Given exercise:
Retype the material in full, keeping every word the same.

Stored records
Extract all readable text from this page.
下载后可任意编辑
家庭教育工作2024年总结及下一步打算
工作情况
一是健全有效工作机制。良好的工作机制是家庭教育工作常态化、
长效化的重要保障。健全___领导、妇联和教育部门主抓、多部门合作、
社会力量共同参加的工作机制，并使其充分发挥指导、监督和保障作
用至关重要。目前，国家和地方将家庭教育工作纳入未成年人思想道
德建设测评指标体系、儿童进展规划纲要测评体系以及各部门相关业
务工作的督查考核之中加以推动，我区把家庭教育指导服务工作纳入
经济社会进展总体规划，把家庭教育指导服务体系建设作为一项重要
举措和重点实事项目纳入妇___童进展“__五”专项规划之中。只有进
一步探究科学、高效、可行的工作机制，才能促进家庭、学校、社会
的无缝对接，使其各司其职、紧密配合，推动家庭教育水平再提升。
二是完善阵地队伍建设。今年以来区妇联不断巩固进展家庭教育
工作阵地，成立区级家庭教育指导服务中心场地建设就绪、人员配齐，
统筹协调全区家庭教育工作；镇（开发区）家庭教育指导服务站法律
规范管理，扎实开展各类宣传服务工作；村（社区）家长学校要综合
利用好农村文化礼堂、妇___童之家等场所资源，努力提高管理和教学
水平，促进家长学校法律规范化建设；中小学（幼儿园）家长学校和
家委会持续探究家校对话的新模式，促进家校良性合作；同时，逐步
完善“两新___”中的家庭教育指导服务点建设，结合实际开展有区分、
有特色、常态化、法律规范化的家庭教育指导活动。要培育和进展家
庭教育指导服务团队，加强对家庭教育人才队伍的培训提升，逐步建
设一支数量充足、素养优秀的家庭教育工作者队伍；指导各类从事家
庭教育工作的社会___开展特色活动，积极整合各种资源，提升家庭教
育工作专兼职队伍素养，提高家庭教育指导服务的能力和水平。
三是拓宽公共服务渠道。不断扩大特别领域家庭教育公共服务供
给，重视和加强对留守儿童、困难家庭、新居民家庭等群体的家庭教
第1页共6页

Response:
Extract all readable text from this page.
下载后可任意编辑
家庭教育工作2024年总结及下一步打算
工作情况
一是健全有效工作机制。良好的工作机制是家庭教育工作常态化、
长效化的重要保障。健全___领导、妇联和教育部门主抓、多部门合作、
社会力量共同参加的工作机制，并使其充分发挥指导、监督和保障作
用至关重要。目前，国家和地方将家庭教育工作纳入未成年人思想道
德建设测评指标体系、儿童进展规划纲要测评体系以及各部门相关业
务工作的督查考核之中加以推动，我区把家庭教育指导服务工作纳入
经济社会进展总体规划，把家庭教育指导服务体系建设作为一项重要
举措和重点实事项目纳入妇___童进展“__五”专项规划之中。只有进
一步探究科学、高效、可行的工作机制，才能促进家庭、学校、社会
的无缝对接，使其各司其职、紧密配合，推动家庭教育水平再提升。
二是完善阵地队伍建设。今年以来区妇联不断巩固进展家庭教育
工作阵地，成立区级家庭教育指导服务中心场地建设就绪、人员配齐，
统筹协调全区家庭教育工作；镇（开发区）家庭教育指导服务站法律
规范管理，扎实开展各类宣传服务工作；村（社区）家长学校要综合
利用好农村文化礼堂、妇___童之家等场所资源，努力提高管理和教学
水平，促进家长学校法律规范化建设；中小学（幼儿园）家长学校和
家委会持续探究家校对话的新模式，促进家校良性合作；同时，逐步
完善“两新___”中的家庭教育指导服务点建设，结合实际开展有区分、
有特色、常态化、法律规范化的家庭教育指导活动。要培育和进展家
庭教育指导服务团队，加强对家庭教育人才队伍的培训提升，逐步建
设一支数量充足、素养优秀的家庭教育工作者队伍；指导各类从事家
庭教育工作的社会___开展特色活动，积极整合各种资源，提升家庭教
育工作专兼职队伍素养，提高家庭教育指导服务的能力和水平。
三是拓宽公共服务渠道。不断扩大特别领域家庭教育公共服务供
给，重视和加强对留守儿童、困难家庭、新居民家庭等群体的家庭教
第1页共6页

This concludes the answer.